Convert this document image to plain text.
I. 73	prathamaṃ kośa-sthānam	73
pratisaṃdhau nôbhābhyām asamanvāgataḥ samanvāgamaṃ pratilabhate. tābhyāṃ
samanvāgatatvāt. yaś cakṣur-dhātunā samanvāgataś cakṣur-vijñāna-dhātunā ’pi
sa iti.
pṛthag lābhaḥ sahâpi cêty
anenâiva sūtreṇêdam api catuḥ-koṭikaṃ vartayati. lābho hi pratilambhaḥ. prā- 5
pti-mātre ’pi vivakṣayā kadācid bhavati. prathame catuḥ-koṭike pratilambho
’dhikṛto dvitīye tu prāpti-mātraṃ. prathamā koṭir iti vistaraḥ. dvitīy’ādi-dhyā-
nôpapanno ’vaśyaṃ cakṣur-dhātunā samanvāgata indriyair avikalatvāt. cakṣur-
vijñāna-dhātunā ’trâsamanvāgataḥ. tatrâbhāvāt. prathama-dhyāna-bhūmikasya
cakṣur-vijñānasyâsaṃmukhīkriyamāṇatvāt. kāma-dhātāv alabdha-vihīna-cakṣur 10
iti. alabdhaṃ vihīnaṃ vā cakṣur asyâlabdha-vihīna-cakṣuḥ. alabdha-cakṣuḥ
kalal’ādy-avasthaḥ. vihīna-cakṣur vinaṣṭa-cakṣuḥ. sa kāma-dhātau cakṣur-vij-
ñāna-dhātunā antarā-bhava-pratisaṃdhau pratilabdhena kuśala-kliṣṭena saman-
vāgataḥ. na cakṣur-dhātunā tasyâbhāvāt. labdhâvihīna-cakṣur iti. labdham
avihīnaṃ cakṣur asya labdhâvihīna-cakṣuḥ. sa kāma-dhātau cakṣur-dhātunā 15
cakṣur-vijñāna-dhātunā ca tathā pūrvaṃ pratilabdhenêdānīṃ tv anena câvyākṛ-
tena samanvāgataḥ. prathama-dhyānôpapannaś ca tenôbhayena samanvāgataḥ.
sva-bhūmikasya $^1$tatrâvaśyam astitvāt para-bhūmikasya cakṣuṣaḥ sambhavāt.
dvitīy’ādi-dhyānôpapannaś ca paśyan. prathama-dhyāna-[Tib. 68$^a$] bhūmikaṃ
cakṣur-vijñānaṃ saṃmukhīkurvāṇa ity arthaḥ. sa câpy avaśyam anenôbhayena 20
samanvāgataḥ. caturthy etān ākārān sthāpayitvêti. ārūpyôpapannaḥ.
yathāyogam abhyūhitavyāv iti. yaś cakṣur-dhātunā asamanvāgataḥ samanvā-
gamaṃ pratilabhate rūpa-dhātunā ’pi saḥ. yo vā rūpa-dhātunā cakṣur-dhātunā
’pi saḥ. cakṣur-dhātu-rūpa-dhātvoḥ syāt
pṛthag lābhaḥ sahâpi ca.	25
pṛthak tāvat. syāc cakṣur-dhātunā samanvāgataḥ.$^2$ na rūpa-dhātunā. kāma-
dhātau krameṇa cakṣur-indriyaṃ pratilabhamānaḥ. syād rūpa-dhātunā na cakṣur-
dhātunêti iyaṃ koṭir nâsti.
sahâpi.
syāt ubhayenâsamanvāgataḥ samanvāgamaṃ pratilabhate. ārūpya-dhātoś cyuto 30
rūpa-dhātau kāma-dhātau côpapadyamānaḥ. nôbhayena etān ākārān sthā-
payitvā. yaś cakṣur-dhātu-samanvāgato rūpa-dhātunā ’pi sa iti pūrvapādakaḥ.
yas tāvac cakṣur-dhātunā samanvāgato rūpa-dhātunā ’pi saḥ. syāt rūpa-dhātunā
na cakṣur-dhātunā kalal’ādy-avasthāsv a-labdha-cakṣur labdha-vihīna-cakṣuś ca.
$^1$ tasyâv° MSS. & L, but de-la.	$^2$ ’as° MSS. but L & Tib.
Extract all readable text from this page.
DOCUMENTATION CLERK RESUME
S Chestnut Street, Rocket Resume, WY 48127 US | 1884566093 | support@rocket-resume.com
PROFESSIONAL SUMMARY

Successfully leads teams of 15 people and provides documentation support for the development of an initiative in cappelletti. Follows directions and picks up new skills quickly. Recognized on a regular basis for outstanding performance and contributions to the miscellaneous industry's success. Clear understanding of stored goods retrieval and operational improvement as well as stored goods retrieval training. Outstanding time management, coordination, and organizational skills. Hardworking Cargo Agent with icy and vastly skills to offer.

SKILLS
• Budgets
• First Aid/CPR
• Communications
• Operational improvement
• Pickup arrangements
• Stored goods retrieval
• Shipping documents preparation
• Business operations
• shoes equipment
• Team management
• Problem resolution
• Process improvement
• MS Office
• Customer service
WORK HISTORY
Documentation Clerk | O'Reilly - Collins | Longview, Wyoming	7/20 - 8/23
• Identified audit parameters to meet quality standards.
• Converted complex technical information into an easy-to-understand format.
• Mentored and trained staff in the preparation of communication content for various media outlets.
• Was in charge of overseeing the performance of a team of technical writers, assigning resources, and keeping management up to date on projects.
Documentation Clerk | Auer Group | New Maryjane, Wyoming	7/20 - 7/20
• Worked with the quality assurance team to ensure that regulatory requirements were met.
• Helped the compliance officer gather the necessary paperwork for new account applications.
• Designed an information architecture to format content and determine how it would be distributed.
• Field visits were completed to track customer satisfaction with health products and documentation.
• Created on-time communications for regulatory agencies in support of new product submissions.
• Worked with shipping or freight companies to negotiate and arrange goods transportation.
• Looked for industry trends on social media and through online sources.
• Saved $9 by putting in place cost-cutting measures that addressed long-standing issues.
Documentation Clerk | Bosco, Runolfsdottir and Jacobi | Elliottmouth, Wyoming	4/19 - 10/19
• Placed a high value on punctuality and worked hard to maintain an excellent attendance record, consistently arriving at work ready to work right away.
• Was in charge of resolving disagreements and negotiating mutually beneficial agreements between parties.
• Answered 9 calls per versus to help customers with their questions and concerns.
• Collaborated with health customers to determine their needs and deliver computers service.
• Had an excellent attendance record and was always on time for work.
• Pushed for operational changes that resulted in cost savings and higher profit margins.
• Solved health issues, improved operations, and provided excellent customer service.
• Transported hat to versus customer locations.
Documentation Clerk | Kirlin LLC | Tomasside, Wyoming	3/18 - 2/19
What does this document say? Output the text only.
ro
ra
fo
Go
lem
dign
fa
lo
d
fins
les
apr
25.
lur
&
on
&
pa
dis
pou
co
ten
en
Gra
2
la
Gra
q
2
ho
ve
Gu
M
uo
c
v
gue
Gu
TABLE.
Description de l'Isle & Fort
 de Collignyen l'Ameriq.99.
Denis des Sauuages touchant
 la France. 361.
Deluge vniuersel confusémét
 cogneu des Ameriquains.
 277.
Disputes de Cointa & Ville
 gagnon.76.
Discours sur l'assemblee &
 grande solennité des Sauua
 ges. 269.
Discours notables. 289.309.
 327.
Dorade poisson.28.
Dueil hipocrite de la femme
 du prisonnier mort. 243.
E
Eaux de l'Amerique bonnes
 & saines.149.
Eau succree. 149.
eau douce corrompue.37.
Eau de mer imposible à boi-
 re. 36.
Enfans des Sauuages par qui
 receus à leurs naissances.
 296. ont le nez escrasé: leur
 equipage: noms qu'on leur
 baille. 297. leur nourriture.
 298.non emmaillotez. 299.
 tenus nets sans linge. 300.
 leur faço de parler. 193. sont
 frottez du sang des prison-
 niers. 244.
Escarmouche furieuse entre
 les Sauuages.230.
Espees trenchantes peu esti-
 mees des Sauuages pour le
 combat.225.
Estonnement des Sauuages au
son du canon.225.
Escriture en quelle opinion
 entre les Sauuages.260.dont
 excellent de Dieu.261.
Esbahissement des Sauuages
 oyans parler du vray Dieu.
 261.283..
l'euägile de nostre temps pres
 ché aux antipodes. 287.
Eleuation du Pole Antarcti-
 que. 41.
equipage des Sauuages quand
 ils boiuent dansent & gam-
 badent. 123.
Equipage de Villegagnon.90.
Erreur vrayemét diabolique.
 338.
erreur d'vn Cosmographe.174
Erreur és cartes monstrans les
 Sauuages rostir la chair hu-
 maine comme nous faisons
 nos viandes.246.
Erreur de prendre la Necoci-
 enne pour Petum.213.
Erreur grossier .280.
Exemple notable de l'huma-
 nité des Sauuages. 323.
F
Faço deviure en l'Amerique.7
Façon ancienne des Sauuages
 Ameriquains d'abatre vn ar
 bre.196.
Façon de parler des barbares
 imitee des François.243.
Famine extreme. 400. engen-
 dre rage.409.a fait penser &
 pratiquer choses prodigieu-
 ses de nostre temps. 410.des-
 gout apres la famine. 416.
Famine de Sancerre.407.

● GIVEN EXERCISE
Look through the listing above. Pick out each line with "Sauuages" and copy it.

● OUTPUT FOR THIS EXERCISE
Denis des Sauuages touchant
Enfans des Sauuages par qui
 les Sauuages.230.
 mees des Sauuages pour le
Estonnement des Sauuages au
 entre les Sauuages.260.dont
Esbahissement des Sauuages
equipage des Sauuages quand
 Sauuages rostir la chair hu-
 nité des Sauuages. 323.
Façon ancienne des Sauuages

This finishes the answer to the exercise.